* **SOURCE DOCUMENT**:
+--

The American School in London (ASL) is a private, independent school in St John's Wood, London, England, for students from kindergarten through high school. The school's mission statement is: "The American School in London empowers each student to thrive as a lifelong learner and courageous global citizen by fostering intellect, creativity, inclusivity and character."

Many students have at least one parent with a U.S. passport, but the school's admissions policy stresses that the school tries to admit a diverse student body. The school takes children aged four through 18 and provides an education based in American pedagogy with an international perspective. The kindergarten classes are inspired by the Reggio Emilia method.

History
The school was established in 1951 by journalist Stephen Eckard. It was first situated in Eckard's home, and was a school primarily for 13 students. The school's colors, orange and black, are inspired by Eckard's alma mater, Princeton University. Prior to that, the school's official colors were red and black.

+--

* **PROVIDED DATA**:

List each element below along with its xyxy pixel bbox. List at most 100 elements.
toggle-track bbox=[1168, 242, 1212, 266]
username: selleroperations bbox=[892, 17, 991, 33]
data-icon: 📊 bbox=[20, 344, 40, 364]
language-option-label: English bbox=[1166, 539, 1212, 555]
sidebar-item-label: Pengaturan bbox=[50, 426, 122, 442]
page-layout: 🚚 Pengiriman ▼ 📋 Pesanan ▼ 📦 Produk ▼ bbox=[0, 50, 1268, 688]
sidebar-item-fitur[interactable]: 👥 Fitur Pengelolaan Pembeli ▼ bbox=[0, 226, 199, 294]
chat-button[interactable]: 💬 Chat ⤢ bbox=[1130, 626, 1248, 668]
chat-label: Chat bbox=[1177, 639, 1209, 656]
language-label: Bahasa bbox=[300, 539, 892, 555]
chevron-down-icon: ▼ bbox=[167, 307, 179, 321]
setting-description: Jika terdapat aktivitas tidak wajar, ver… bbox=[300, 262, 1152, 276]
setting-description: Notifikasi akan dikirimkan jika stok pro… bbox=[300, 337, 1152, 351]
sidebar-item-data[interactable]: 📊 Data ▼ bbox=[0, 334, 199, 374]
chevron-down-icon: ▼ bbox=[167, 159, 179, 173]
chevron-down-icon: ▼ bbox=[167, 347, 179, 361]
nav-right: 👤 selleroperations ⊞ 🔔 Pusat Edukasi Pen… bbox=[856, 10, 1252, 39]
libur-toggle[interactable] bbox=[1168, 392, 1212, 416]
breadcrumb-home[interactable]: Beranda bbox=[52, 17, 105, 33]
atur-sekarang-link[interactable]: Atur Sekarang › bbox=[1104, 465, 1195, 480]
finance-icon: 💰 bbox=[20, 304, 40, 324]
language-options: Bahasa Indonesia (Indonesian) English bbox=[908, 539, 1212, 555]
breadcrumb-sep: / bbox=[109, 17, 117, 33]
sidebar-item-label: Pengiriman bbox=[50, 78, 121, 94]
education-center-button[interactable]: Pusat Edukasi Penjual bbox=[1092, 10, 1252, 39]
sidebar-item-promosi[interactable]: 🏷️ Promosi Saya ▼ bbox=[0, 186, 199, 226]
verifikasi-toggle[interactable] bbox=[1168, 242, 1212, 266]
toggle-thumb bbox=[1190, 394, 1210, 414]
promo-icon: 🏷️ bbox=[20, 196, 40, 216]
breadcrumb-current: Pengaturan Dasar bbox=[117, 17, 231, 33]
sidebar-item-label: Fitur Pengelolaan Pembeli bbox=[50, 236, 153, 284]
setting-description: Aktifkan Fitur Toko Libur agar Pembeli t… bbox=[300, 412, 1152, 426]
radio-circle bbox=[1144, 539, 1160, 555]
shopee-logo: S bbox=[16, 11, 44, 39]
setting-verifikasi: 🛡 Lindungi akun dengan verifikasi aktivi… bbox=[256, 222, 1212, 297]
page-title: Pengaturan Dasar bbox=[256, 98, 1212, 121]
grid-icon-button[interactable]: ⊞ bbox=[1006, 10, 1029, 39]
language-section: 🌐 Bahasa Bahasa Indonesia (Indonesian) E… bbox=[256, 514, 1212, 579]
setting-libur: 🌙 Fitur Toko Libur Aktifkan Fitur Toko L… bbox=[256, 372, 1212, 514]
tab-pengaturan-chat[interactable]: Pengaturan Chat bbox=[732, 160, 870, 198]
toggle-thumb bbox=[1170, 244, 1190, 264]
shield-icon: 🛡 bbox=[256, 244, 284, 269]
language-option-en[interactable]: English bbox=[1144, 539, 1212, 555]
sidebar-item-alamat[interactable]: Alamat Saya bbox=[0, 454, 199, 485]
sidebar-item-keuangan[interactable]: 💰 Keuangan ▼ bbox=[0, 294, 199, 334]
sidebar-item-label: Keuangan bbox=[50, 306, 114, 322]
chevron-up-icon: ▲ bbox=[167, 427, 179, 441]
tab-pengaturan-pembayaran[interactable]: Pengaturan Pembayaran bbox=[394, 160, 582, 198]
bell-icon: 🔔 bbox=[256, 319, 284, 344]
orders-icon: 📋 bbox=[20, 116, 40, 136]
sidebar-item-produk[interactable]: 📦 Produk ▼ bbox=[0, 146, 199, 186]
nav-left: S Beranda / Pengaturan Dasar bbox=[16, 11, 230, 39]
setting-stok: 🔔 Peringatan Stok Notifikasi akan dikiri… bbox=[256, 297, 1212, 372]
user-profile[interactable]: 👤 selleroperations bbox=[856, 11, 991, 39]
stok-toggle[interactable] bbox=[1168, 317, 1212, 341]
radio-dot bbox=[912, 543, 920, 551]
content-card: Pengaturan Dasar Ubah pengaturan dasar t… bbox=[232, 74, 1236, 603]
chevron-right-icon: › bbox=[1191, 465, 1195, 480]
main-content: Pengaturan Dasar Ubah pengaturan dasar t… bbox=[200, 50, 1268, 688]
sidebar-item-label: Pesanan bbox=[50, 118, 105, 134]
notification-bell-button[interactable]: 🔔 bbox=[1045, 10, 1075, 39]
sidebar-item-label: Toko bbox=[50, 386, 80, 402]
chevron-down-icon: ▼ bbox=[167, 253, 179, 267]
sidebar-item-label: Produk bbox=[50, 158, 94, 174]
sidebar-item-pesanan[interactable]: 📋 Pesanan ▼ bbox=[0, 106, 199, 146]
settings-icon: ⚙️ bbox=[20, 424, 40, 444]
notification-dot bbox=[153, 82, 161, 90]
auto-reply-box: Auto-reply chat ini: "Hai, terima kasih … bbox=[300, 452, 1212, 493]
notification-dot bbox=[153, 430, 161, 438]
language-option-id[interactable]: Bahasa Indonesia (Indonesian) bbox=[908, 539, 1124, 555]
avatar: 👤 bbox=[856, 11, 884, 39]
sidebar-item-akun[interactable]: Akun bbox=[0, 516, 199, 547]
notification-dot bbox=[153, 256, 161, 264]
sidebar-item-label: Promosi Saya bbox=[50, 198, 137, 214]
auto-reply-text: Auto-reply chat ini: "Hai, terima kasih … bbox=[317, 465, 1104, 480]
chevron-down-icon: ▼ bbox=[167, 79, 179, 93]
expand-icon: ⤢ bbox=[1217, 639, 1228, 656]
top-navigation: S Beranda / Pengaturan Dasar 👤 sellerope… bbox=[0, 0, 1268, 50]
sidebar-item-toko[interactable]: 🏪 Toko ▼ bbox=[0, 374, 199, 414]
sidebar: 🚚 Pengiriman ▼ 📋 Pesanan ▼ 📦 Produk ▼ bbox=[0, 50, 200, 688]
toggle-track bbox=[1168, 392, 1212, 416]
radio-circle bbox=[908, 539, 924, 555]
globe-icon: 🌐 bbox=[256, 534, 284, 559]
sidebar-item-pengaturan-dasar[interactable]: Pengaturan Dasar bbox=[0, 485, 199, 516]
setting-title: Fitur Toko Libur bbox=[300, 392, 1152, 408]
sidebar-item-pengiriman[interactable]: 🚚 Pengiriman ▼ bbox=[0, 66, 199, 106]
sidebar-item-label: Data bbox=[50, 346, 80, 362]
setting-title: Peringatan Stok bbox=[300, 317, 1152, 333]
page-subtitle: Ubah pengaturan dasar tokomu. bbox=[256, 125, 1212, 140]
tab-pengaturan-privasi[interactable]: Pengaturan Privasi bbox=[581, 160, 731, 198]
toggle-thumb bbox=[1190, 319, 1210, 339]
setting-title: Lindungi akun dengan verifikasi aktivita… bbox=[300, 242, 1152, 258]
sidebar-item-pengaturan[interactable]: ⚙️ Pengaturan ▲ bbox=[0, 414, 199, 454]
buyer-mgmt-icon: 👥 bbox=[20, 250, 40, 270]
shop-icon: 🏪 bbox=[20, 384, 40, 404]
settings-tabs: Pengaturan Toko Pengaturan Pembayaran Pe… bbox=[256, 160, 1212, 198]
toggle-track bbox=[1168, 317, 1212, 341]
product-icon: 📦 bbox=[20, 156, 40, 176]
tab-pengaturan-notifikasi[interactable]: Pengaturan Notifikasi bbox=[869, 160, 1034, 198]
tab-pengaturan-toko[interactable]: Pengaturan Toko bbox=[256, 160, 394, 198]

+--

* **GOAL A**: Using the text on the American School in London, decide whether each statement agrees with it, answering yes or no and quoting the words from the text that settle it: (i) Stephen Eckard founded the school in 1951; (ii) the kindergarten classes follow the Montessori method; (iii) the school's colors have always been orange and black.
* **GOAL B**: Quote the records from their first line up to and including the line that contains "sidebar-item-data[interactable]: 📊 Data".

* **WRITTEN RESPONSE A**:
(i) Yes: "The school was established in 1951 by journalist Stephen Eckard."
(ii) No: "The kindergarten classes are inspired by the Reggio Emilia method."
(iii) No: "Prior to that, the school's official colors were red and black."

* **WRITTEN RESPONSE B**:
List each element below along with its xyxy pixel bbox. List at most 100 elements.
toggle-track bbox=[1168, 242, 1212, 266]
username: selleroperations bbox=[892, 17, 991, 33]
data-icon: 📊 bbox=[20, 344, 40, 364]
language-option-label: English bbox=[1166, 539, 1212, 555]
sidebar-item-label: Pengaturan bbox=[50, 426, 122, 442]
page-layout: 🚚 Pengiriman ▼ 📋 Pesanan ▼ 📦 Produk ▼ bbox=[0, 50, 1268, 688]
sidebar-item-fitur[interactable]: 👥 Fitur Pengelolaan Pembeli ▼ bbox=[0, 226, 199, 294]
chat-button[interactable]: 💬 Chat ⤢ bbox=[1130, 626, 1248, 668]
chat-label: Chat bbox=[1177, 639, 1209, 656]
language-label: Bahasa bbox=[300, 539, 892, 555]
chevron-down-icon: ▼ bbox=[167, 307, 179, 321]
setting-description: Jika terdapat aktivitas tidak wajar, ver… bbox=[300, 262, 1152, 276]
setting-description: Notifikasi akan dikirimkan jika stok pro… bbox=[300, 337, 1152, 351]
sidebar-item-data[interactable]: 📊 Data ▼ bbox=[0, 334, 199, 374]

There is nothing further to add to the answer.